Render every line of the material below as a Markdown table with two columns, No. for the row number and Entry for the line itself, leaving out any blank lines.

********

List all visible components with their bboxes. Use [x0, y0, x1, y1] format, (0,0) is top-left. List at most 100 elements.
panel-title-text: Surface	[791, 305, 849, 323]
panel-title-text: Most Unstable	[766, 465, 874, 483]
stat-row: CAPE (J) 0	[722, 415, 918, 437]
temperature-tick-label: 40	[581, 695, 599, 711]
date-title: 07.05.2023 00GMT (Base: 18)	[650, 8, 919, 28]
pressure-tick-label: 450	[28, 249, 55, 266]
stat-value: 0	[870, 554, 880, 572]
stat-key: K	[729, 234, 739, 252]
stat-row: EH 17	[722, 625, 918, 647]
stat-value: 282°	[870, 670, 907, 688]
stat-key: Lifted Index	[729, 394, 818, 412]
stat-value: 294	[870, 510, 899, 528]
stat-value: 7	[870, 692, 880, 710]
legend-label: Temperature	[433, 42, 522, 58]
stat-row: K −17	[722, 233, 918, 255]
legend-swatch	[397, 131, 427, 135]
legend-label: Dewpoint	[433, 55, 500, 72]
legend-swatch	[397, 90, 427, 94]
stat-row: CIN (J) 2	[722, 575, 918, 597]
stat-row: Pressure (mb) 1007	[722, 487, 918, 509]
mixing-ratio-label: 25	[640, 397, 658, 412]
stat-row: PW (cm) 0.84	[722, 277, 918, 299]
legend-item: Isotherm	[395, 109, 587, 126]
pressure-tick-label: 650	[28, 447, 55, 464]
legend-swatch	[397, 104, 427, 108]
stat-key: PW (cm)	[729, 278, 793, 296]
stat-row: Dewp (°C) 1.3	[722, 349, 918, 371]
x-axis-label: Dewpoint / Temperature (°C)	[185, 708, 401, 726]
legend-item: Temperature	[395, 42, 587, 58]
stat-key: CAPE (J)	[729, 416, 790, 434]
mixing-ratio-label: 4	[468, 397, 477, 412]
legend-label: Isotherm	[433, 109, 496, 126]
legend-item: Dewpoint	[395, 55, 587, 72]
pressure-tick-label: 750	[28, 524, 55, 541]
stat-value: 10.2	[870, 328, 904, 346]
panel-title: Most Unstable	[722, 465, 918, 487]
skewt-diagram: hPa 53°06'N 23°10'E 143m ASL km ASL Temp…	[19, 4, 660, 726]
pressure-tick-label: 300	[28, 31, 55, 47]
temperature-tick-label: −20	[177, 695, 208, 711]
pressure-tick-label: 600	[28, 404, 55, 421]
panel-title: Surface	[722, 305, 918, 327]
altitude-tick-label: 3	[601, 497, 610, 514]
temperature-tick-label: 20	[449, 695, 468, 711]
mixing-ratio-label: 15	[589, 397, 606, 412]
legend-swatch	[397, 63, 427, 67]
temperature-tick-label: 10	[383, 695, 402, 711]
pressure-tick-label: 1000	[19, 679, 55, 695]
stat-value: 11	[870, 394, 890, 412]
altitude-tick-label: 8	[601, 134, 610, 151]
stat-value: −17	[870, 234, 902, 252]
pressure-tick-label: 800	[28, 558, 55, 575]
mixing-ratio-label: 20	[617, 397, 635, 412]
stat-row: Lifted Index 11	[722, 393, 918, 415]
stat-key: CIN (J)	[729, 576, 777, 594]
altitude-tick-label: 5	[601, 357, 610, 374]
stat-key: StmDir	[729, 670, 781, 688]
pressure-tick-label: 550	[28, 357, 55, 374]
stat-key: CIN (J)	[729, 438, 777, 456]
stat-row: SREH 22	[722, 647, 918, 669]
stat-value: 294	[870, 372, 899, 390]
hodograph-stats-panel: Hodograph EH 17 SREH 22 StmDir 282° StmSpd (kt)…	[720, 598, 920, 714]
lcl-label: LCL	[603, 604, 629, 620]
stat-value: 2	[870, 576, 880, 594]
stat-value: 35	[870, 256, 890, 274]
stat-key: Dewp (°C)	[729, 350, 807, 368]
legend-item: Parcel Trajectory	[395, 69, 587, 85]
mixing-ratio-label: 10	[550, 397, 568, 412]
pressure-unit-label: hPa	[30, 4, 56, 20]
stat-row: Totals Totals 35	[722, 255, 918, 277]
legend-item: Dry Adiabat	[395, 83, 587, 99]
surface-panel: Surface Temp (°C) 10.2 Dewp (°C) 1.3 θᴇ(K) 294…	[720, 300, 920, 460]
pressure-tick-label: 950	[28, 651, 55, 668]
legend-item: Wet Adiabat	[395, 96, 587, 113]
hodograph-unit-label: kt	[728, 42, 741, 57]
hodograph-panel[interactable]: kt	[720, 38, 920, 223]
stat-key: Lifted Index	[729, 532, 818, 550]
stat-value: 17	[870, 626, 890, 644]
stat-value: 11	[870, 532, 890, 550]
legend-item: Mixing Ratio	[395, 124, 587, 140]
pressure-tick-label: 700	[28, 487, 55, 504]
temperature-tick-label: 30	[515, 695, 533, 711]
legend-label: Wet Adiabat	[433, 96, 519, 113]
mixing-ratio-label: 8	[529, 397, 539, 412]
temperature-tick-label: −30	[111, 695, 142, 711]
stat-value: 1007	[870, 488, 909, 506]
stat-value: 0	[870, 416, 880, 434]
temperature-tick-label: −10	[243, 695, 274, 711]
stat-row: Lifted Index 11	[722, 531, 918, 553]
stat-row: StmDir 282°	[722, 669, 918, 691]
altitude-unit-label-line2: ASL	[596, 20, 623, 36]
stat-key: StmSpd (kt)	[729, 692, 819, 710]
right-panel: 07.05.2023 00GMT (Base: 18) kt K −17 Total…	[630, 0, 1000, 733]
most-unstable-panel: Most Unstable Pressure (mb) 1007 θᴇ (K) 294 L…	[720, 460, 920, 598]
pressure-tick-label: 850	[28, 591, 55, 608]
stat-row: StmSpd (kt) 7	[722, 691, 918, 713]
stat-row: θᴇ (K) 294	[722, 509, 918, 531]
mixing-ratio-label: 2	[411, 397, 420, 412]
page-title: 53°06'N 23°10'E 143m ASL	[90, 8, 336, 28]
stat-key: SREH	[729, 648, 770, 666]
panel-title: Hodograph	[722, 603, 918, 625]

********

### Exercise solution
| No. | Entry |
|---|---|
| 1 | List all visible components with their bboxes. Use [x0, y0, x1, y1] format, (0,0) is top-left. List at most 100 elements. |
| 2 | panel-title-text: Surface	[791, 305, 849, 323] |
| 3 | panel-title-text: Most Unstable	[766, 465, 874, 483] |
| 4 | stat-row: CAPE (J) 0	[722, 415, 918, 437] |
| 5 | temperature-tick-label: 40	[581, 695, 599, 711] |
| 6 | date-title: 07.05.2023 00GMT (Base: 18)	[650, 8, 919, 28] |
| 7 | pressure-tick-label: 450	[28, 249, 55, 266] |
| 8 | stat-value: 0	[870, 554, 880, 572] |
| 9 | stat-key: K	[729, 234, 739, 252] |
| 10 | stat-row: EH 17	[722, 625, 918, 647] |
| 11 | stat-value: 282°	[870, 670, 907, 688] |
| 12 | stat-key: Lifted Index	[729, 394, 818, 412] |
| 13 | stat-value: 294	[870, 510, 899, 528] |
| 14 | stat-value: 7	[870, 692, 880, 710] |
| 15 | legend-label: Temperature	[433, 42, 522, 58] |
| 16 | stat-row: K −17	[722, 233, 918, 255] |
| 17 | legend-swatch	[397, 131, 427, 135] |
| 18 | legend-label: Dewpoint	[433, 55, 500, 72] |
| 19 | legend-swatch	[397, 90, 427, 94] |
| 20 | stat-row: CIN (J) 2	[722, 575, 918, 597] |
| 21 | stat-row: Pressure (mb) 1007	[722, 487, 918, 509] |
| 22 | mixing-ratio-label: 25	[640, 397, 658, 412] |
| 23 | stat-row: PW (cm) 0.84	[722, 277, 918, 299] |
| 24 | legend-item: Isotherm	[395, 109, 587, 126] |
| 25 | pressure-tick-label: 650	[28, 447, 55, 464] |
| 26 | legend-swatch	[397, 104, 427, 108] |
| 27 | stat-key: PW (cm)	[729, 278, 793, 296] |
| 28 | stat-row: Dewp (°C) 1.3	[722, 349, 918, 371] |
| 29 | x-axis-label: Dewpoint / Temperature (°C)	[185, 708, 401, 726] |
| 30 | legend-item: Temperature	[395, 42, 587, 58] |
| 31 | stat-key: CAPE (J)	[729, 416, 790, 434] |
| 32 | mixing-ratio-label: 4	[468, 397, 477, 412] |
| 33 | legend-label: Isotherm	[433, 109, 496, 126] |
| 34 | legend-item: Dewpoint	[395, 55, 587, 72] |
| 35 | pressure-tick-label: 750	[28, 524, 55, 541] |
| 36 | stat-value: 10.2	[870, 328, 904, 346] |
| 37 | panel-title: Most Unstable	[722, 465, 918, 487] |
| 38 | skewt-diagram: hPa 53°06'N 23°10'E 143m ASL km ASL Temp…	[19, 4, 660, 726] |
| 39 | pressure-tick-label: 300	[28, 31, 55, 47] |
| 40 | temperature-tick-label: −20	[177, 695, 208, 711] |
| 41 | pressure-tick-label: 600	[28, 404, 55, 421] |
| 42 | panel-title: Surface	[722, 305, 918, 327] |
| 43 | altitude-tick-label: 3	[601, 497, 610, 514] |
| 44 | temperature-tick-label: 20	[449, 695, 468, 711] |
| 45 | mixing-ratio-label: 15	[589, 397, 606, 412] |
| 46 | legend-swatch	[397, 63, 427, 67] |
| 47 | temperature-tick-label: 10	[383, 695, 402, 711] |
| 48 | pressure-tick-label: 1000	[19, 679, 55, 695] |
| 49 | stat-value: 11	[870, 394, 890, 412] |
| 50 | altitude-tick-label: 8	[601, 134, 610, 151] |
| 51 | stat-value: −17	[870, 234, 902, 252] |
| 52 | pressure-tick-label: 800	[28, 558, 55, 575] |
| 53 | mixing-ratio-label: 20	[617, 397, 635, 412] |
| 54 | stat-row: Lifted Index 11	[722, 393, 918, 415] |
| 55 | stat-key: CIN (J)	[729, 576, 777, 594] |
| 56 | altitude-tick-label: 5	[601, 357, 610, 374] |
| 57 | stat-key: StmDir	[729, 670, 781, 688] |
| 58 | pressure-tick-label: 550	[28, 357, 55, 374] |
| 59 | stat-key: CIN (J)	[729, 438, 777, 456] |
| 60 | stat-row: SREH 22	[722, 647, 918, 669] |
| 61 | stat-value: 294	[870, 372, 899, 390] |
| 62 | hodograph-stats-panel: Hodograph EH 17 SREH 22 StmDir 282° StmSpd (kt)…	[720, 598, 920, 714] |
| 63 | lcl-label: LCL	[603, 604, 629, 620] |
| 64 | stat-value: 2	[870, 576, 880, 594] |
| 65 | stat-value: 35	[870, 256, 890, 274] |
| 66 | stat-key: Dewp (°C)	[729, 350, 807, 368] |
| 67 | legend-item: Parcel Trajectory	[395, 69, 587, 85] |
| 68 | mixing-ratio-label: 10	[550, 397, 568, 412] |
| 69 | pressure-unit-label: hPa	[30, 4, 56, 20] |
| 70 | stat-row: Totals Totals 35	[722, 255, 918, 277] |
| 71 | legend-item: Dry Adiabat	[395, 83, 587, 99] |
| 72 | surface-panel: Surface Temp (°C) 10.2 Dewp (°C) 1.3 θᴇ(K) 294…	[720, 300, 920, 460] |
| 73 | pressure-tick-label: 950	[28, 651, 55, 668] |
| 74 | legend-item: Wet Adiabat	[395, 96, 587, 113] |
| 75 | hodograph-unit-label: kt	[728, 42, 741, 57] |
| 76 | hodograph-panel[interactable]: kt	[720, 38, 920, 223] |
| 77 | stat-key: Lifted Index	[729, 532, 818, 550] |
| 78 | stat-value: 17	[870, 626, 890, 644] |
| 79 | stat-value: 11	[870, 532, 890, 550] |
| 80 | legend-item: Mixing Ratio	[395, 124, 587, 140] |
| 81 | pressure-tick-label: 700	[28, 487, 55, 504] |
| 82 | temperature-tick-label: 30	[515, 695, 533, 711] |
| 83 | legend-label: Wet Adiabat	[433, 96, 519, 113] |
| 84 | mixing-ratio-label: 8	[529, 397, 539, 412] |
| 85 | temperature-tick-label: −30	[111, 695, 142, 711] |
| 86 | stat-value: 1007	[870, 488, 909, 506] |
| 87 | stat-value: 0	[870, 416, 880, 434] |
| 88 | temperature-tick-label: −10	[243, 695, 274, 711] |
| 89 | stat-row: Lifted Index 11	[722, 531, 918, 553] |
| 90 | stat-row: StmDir 282°	[722, 669, 918, 691] |
| 91 | altitude-unit-label-line2: ASL	[596, 20, 623, 36] |
| 92 | stat-key: StmSpd (kt)	[729, 692, 819, 710] |
| 93 | right-panel: 07.05.2023 00GMT (Base: 18) kt K −17 Total…	[630, 0, 1000, 733] |
| 94 | most-unstable-panel: Most Unstable Pressure (mb) 1007 θᴇ (K) 294 L…	[720, 460, 920, 598] |
| 95 | pressure-tick-label: 850	[28, 591, 55, 608] |
| 96 | stat-row: StmSpd (kt) 7	[722, 691, 918, 713] |
| 97 | stat-row: θᴇ (K) 294	[722, 509, 918, 531] |
| 98 | mixing-ratio-label: 2	[411, 397, 420, 412] |
| 99 | page-title: 53°06'N 23°10'E 143m ASL	[90, 8, 336, 28] |
| 100 | stat-key: SREH	[729, 648, 770, 666] |
| 101 | panel-title: Hodograph	[722, 603, 918, 625] |